● **Exercise objective**: Return all entries word for word, but drop any images.
-- Start Exercise input --
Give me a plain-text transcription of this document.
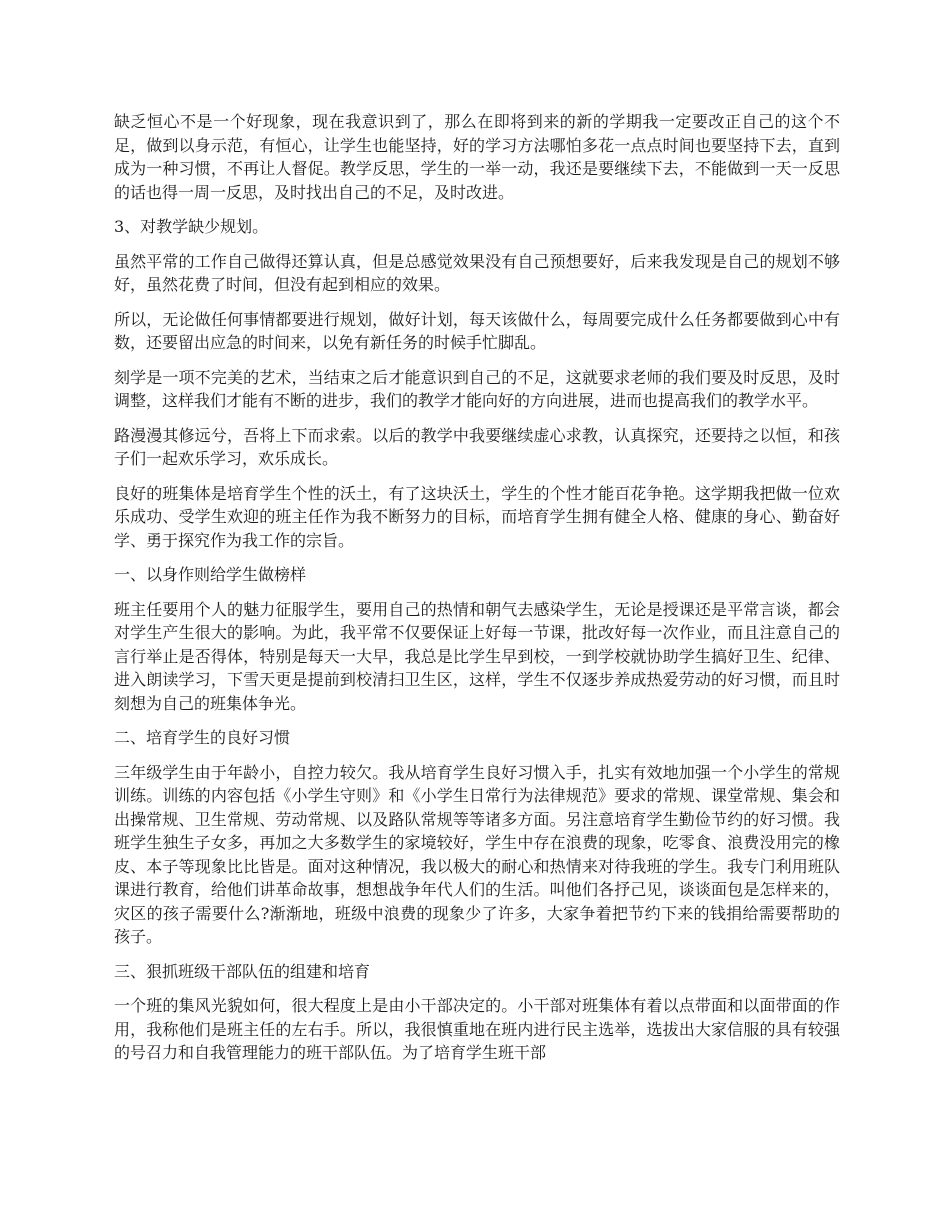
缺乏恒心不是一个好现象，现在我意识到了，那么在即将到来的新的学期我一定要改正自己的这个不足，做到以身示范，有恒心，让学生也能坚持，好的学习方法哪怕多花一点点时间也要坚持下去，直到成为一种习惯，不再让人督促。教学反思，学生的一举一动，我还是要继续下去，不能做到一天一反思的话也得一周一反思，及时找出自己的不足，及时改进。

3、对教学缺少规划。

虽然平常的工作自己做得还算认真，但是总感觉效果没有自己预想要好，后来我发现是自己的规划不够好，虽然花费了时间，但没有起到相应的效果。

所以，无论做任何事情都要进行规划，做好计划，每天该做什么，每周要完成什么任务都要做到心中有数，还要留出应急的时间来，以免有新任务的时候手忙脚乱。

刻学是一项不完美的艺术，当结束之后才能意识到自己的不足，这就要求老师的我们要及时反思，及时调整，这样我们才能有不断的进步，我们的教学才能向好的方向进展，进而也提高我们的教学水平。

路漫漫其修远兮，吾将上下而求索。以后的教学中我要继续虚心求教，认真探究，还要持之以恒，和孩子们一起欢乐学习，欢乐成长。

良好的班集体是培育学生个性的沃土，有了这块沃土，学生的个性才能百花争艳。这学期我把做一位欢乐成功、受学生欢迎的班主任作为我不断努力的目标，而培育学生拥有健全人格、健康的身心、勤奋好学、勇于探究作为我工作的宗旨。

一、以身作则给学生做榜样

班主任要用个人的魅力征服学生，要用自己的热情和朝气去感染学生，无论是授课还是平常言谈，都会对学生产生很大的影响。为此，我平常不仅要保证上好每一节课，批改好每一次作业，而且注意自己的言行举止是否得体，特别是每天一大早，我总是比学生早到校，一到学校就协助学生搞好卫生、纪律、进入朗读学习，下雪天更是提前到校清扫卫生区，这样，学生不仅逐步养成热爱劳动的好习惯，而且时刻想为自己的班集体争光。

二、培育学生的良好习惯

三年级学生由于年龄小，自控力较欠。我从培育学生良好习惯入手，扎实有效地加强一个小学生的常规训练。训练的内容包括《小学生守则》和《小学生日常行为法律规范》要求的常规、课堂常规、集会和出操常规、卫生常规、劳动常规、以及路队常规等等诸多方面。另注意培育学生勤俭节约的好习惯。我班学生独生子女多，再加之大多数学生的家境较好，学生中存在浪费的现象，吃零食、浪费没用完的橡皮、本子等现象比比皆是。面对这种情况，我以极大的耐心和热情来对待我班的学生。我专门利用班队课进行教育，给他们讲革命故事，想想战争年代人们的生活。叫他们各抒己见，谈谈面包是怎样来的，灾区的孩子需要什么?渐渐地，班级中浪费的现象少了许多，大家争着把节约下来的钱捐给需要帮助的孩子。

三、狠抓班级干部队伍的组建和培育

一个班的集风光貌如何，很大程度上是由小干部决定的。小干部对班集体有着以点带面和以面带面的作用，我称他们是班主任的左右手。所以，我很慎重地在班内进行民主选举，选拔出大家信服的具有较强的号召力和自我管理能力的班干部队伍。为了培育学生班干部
-- End Exercise input --
● **Correct output**:
Give me a plain-text transcription of this document.
缺乏恒心不是一个好现象，现在我意识到了，那么在即将到来的新的学期我一定要改正自己的这个不足，做到以身示范，有恒心，让学生也能坚持，好的学习方法哪怕多花一点点时间也要坚持下去，直到成为一种习惯，不再让人督促。教学反思，学生的一举一动，我还是要继续下去，不能做到一天一反思的话也得一周一反思，及时找出自己的不足，及时改进。

3、对教学缺少规划。

虽然平常的工作自己做得还算认真，但是总感觉效果没有自己预想要好，后来我发现是自己的规划不够好，虽然花费了时间，但没有起到相应的效果。

所以，无论做任何事情都要进行规划，做好计划，每天该做什么，每周要完成什么任务都要做到心中有数，还要留出应急的时间来，以免有新任务的时候手忙脚乱。

刻学是一项不完美的艺术，当结束之后才能意识到自己的不足，这就要求老师的我们要及时反思，及时调整，这样我们才能有不断的进步，我们的教学才能向好的方向进展，进而也提高我们的教学水平。

路漫漫其修远兮，吾将上下而求索。以后的教学中我要继续虚心求教，认真探究，还要持之以恒，和孩子们一起欢乐学习，欢乐成长。

良好的班集体是培育学生个性的沃土，有了这块沃土，学生的个性才能百花争艳。这学期我把做一位欢乐成功、受学生欢迎的班主任作为我不断努力的目标，而培育学生拥有健全人格、健康的身心、勤奋好学、勇于探究作为我工作的宗旨。

一、以身作则给学生做榜样

班主任要用个人的魅力征服学生，要用自己的热情和朝气去感染学生，无论是授课还是平常言谈，都会对学生产生很大的影响。为此，我平常不仅要保证上好每一节课，批改好每一次作业，而且注意自己的言行举止是否得体，特别是每天一大早，我总是比学生早到校，一到学校就协助学生搞好卫生、纪律、进入朗读学习，下雪天更是提前到校清扫卫生区，这样，学生不仅逐步养成热爱劳动的好习惯，而且时刻想为自己的班集体争光。

二、培育学生的良好习惯

三年级学生由于年龄小，自控力较欠。我从培育学生良好习惯入手，扎实有效地加强一个小学生的常规训练。训练的内容包括《小学生守则》和《小学生日常行为法律规范》要求的常规、课堂常规、集会和出操常规、卫生常规、劳动常规、以及路队常规等等诸多方面。另注意培育学生勤俭节约的好习惯。我班学生独生子女多，再加之大多数学生的家境较好，学生中存在浪费的现象，吃零食、浪费没用完的橡皮、本子等现象比比皆是。面对这种情况，我以极大的耐心和热情来对待我班的学生。我专门利用班队课进行教育，给他们讲革命故事，想想战争年代人们的生活。叫他们各抒己见，谈谈面包是怎样来的，灾区的孩子需要什么?渐渐地，班级中浪费的现象少了许多，大家争着把节约下来的钱捐给需要帮助的孩子。

三、狠抓班级干部队伍的组建和培育

一个班的集风光貌如何，很大程度上是由小干部决定的。小干部对班集体有着以点带面和以面带面的作用，我称他们是班主任的左右手。所以，我很慎重地在班内进行民主选举，选拔出大家信服的具有较强的号召力和自我管理能力的班干部队伍。为了培育学生班干部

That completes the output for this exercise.